▸ PROMPT
Take every line where the string "this" appears and copy it.

________________________

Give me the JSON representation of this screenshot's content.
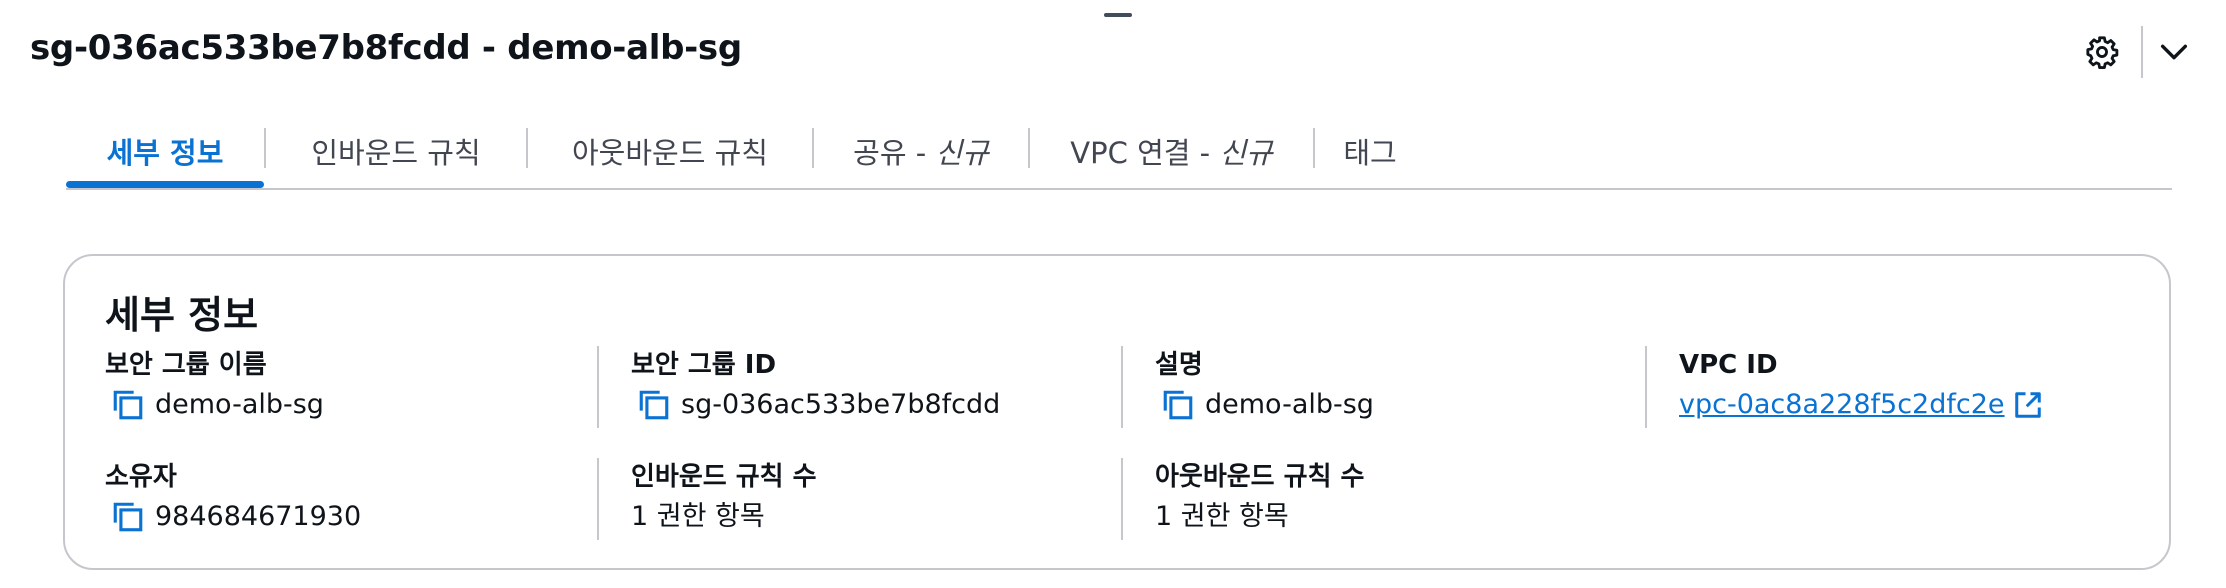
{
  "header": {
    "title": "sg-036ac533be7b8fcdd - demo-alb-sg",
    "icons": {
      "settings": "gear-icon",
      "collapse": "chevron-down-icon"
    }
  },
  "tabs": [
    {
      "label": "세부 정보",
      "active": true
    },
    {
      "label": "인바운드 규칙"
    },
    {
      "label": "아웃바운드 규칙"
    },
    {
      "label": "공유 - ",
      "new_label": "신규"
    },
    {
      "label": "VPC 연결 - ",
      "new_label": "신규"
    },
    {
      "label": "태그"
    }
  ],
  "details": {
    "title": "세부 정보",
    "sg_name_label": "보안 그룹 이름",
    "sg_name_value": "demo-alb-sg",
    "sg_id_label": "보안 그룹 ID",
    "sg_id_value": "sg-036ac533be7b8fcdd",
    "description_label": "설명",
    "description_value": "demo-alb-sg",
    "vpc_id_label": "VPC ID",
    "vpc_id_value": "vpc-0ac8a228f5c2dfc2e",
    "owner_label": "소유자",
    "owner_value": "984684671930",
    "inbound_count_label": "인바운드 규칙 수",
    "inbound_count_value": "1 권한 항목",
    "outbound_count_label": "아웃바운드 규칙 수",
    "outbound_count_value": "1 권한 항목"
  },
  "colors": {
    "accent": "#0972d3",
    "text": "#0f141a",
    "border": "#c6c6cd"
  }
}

________________________

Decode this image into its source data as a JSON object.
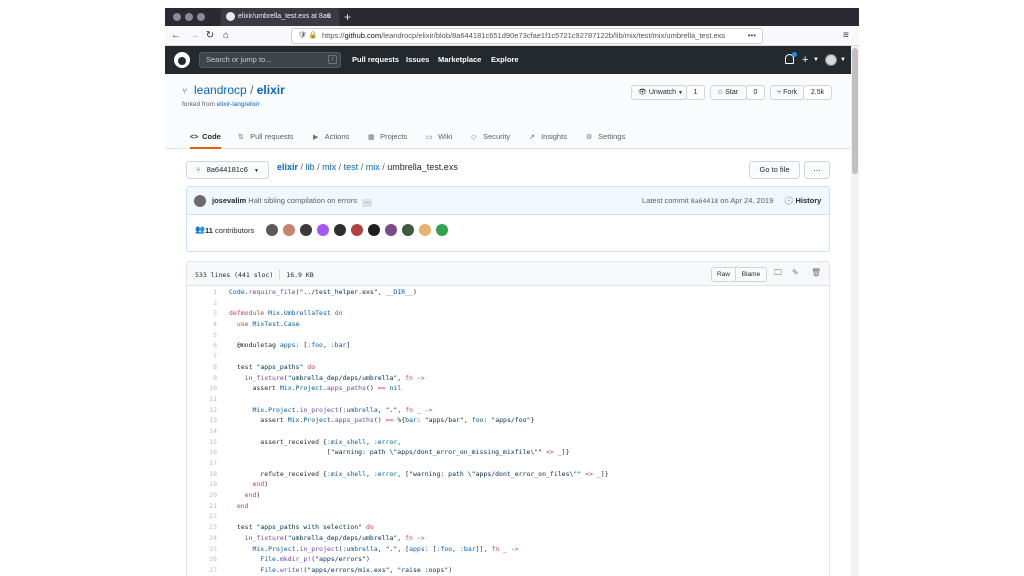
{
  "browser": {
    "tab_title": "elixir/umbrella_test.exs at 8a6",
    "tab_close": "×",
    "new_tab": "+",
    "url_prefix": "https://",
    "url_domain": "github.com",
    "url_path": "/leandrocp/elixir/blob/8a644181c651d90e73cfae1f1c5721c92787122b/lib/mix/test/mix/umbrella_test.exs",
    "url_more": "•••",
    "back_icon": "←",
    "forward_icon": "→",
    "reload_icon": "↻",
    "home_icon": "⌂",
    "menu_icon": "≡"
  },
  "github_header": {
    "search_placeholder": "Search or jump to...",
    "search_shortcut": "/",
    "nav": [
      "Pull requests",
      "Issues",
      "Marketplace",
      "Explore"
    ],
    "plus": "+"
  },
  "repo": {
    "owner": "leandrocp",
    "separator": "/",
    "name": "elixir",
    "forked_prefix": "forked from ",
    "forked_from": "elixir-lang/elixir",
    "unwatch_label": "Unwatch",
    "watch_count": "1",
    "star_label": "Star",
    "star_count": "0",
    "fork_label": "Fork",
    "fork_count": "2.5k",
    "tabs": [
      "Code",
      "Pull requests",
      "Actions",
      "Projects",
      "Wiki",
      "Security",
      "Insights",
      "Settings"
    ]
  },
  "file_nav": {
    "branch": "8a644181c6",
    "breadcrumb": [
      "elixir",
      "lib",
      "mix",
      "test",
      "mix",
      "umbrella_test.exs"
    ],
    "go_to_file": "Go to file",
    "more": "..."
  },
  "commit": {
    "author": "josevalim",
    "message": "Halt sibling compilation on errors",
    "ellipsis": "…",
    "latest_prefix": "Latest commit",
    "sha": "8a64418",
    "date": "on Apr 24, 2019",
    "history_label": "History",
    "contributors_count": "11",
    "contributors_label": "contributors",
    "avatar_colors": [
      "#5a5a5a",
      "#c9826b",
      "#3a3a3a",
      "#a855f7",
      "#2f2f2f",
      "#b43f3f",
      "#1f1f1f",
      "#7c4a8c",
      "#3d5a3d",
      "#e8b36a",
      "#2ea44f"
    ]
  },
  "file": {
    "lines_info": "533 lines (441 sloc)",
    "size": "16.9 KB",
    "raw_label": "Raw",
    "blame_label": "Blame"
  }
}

________________________

▸ EXPECTED ANSWER
Give me the JSON representation of this screenshot's content.
Decode this image into its source data as a JSON object.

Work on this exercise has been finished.